> **The request**:
Can you quote the records below in full, word for word?

> **Data records**:
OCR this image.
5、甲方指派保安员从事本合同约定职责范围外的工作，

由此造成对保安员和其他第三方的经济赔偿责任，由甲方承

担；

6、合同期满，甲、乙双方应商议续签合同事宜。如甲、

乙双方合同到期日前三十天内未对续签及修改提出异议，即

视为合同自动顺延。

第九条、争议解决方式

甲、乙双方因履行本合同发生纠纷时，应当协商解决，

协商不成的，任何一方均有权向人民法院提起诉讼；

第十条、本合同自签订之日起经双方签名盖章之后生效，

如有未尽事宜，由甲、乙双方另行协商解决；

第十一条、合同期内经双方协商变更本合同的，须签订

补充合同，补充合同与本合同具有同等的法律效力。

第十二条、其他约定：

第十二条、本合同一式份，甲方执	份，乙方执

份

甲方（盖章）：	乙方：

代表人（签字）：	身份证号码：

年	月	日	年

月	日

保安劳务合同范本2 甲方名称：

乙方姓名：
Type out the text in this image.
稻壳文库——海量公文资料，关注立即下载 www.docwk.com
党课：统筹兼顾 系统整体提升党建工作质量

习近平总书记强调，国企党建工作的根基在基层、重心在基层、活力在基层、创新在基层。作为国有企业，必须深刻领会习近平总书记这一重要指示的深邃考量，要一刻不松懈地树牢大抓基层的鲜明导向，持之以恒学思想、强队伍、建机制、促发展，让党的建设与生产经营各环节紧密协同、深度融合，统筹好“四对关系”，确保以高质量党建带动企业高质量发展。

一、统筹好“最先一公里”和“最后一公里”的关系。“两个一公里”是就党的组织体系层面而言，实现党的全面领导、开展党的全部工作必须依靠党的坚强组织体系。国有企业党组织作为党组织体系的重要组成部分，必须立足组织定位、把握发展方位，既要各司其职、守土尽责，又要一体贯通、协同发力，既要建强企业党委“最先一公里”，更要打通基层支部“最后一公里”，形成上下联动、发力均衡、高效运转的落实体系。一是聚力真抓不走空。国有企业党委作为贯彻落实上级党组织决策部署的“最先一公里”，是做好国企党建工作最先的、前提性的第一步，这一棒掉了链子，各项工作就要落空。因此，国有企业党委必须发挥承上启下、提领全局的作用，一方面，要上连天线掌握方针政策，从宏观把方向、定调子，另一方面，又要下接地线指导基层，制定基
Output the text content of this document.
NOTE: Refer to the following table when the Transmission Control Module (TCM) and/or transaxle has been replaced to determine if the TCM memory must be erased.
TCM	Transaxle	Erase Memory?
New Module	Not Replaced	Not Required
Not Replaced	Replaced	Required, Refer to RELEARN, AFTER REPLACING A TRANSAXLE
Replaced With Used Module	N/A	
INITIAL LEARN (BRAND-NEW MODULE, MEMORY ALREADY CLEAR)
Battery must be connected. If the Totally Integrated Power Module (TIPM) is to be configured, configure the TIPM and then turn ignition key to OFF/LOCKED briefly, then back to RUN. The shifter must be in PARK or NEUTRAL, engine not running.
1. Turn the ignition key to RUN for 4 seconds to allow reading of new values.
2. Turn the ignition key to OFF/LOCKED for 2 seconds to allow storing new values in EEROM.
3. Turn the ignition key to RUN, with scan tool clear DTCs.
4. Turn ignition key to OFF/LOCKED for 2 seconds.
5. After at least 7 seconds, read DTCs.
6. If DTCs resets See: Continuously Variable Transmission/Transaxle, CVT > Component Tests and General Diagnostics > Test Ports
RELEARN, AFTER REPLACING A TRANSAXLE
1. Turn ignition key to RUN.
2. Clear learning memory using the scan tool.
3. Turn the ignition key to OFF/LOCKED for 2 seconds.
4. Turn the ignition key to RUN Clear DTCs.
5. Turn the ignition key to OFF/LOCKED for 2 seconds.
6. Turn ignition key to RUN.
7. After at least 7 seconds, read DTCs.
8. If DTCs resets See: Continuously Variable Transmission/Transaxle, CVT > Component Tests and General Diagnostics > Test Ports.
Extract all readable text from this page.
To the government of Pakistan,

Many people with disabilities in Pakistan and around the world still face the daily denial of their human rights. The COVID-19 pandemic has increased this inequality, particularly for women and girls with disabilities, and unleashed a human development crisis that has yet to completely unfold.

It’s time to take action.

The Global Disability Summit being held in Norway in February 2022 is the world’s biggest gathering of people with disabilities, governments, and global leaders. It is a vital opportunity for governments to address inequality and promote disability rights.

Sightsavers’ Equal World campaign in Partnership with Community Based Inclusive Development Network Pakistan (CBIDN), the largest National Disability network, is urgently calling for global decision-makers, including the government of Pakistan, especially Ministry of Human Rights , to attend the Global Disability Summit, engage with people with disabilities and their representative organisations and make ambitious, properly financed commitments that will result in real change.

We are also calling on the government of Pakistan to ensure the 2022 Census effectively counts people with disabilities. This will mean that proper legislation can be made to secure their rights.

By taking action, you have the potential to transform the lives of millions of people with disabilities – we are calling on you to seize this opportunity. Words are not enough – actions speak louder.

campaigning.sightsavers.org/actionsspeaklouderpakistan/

> **Final answer**:
OCR this image.
5、甲方指派保安员从事本合同约定职责范围外的工作，

由此造成对保安员和其他第三方的经济赔偿责任，由甲方承

担；

6、合同期满，甲、乙双方应商议续签合同事宜。如甲、

乙双方合同到期日前三十天内未对续签及修改提出异议，即

视为合同自动顺延。

第九条、争议解决方式

甲、乙双方因履行本合同发生纠纷时，应当协商解决，

协商不成的，任何一方均有权向人民法院提起诉讼；

第十条、本合同自签订之日起经双方签名盖章之后生效，

如有未尽事宜，由甲、乙双方另行协商解决；

第十一条、合同期内经双方协商变更本合同的，须签订

补充合同，补充合同与本合同具有同等的法律效力。

第十二条、其他约定：

第十二条、本合同一式份，甲方执	份，乙方执

份

甲方（盖章）：	乙方：

代表人（签字）：	身份证号码：

年	月	日	年

月	日

保安劳务合同范本2 甲方名称：

乙方姓名：
Type out the text in this image.
稻壳文库——海量公文资料，关注立即下载 www.docwk.com
党课：统筹兼顾 系统整体提升党建工作质量

习近平总书记强调，国企党建工作的根基在基层、重心在基层、活力在基层、创新在基层。作为国有企业，必须深刻领会习近平总书记这一重要指示的深邃考量，要一刻不松懈地树牢大抓基层的鲜明导向，持之以恒学思想、强队伍、建机制、促发展，让党的建设与生产经营各环节紧密协同、深度融合，统筹好“四对关系”，确保以高质量党建带动企业高质量发展。

一、统筹好“最先一公里”和“最后一公里”的关系。“两个一公里”是就党的组织体系层面而言，实现党的全面领导、开展党的全部工作必须依靠党的坚强组织体系。国有企业党组织作为党组织体系的重要组成部分，必须立足组织定位、把握发展方位，既要各司其职、守土尽责，又要一体贯通、协同发力，既要建强企业党委“最先一公里”，更要打通基层支部“最后一公里”，形成上下联动、发力均衡、高效运转的落实体系。一是聚力真抓不走空。国有企业党委作为贯彻落实上级党组织决策部署的“最先一公里”，是做好国企党建工作最先的、前提性的第一步，这一棒掉了链子，各项工作就要落空。因此，国有企业党委必须发挥承上启下、提领全局的作用，一方面，要上连天线掌握方针政策，从宏观把方向、定调子，另一方面，又要下接地线指导基层，制定基
Output the text content of this document.
NOTE: Refer to the following table when the Transmission Control Module (TCM) and/or transaxle has been replaced to determine if the TCM memory must be erased.
TCM	Transaxle	Erase Memory?
New Module	Not Replaced	Not Required
Not Replaced	Replaced	Required, Refer to RELEARN, AFTER REPLACING A TRANSAXLE
Replaced With Used Module	N/A	
INITIAL LEARN (BRAND-NEW MODULE, MEMORY ALREADY CLEAR)
Battery must be connected. If the Totally Integrated Power Module (TIPM) is to be configured, configure the TIPM and then turn ignition key to OFF/LOCKED briefly, then back to RUN. The shifter must be in PARK or NEUTRAL, engine not running.
1. Turn the ignition key to RUN for 4 seconds to allow reading of new values.
2. Turn the ignition key to OFF/LOCKED for 2 seconds to allow storing new values in EEROM.
3. Turn the ignition key to RUN, with scan tool clear DTCs.
4. Turn ignition key to OFF/LOCKED for 2 seconds.
5. After at least 7 seconds, read DTCs.
6. If DTCs resets See: Continuously Variable Transmission/Transaxle, CVT > Component Tests and General Diagnostics > Test Ports
RELEARN, AFTER REPLACING A TRANSAXLE
1. Turn ignition key to RUN.
2. Clear learning memory using the scan tool.
3. Turn the ignition key to OFF/LOCKED for 2 seconds.
4. Turn the ignition key to RUN Clear DTCs.
5. Turn the ignition key to OFF/LOCKED for 2 seconds.
6. Turn ignition key to RUN.
7. After at least 7 seconds, read DTCs.
8. If DTCs resets See: Continuously Variable Transmission/Transaxle, CVT > Component Tests and General Diagnostics > Test Ports.
Extract all readable text from this page.
To the government of Pakistan,

Many people with disabilities in Pakistan and around the world still face the daily denial of their human rights. The COVID-19 pandemic has increased this inequality, particularly for women and girls with disabilities, and unleashed a human development crisis that has yet to completely unfold.

It’s time to take action.

The Global Disability Summit being held in Norway in February 2022 is the world’s biggest gathering of people with disabilities, governments, and global leaders. It is a vital opportunity for governments to address inequality and promote disability rights.

Sightsavers’ Equal World campaign in Partnership with Community Based Inclusive Development Network Pakistan (CBIDN), the largest National Disability network, is urgently calling for global decision-makers, including the government of Pakistan, especially Ministry of Human Rights , to attend the Global Disability Summit, engage with people with disabilities and their representative organisations and make ambitious, properly financed commitments that will result in real change.

We are also calling on the government of Pakistan to ensure the 2022 Census effectively counts people with disabilities. This will mean that proper legislation can be made to secure their rights.

By taking action, you have the potential to transform the lives of millions of people with disabilities – we are calling on you to seize this opportunity. Words are not enough – actions speak louder.

campaigning.sightsavers.org/actionsspeaklouderpakistan/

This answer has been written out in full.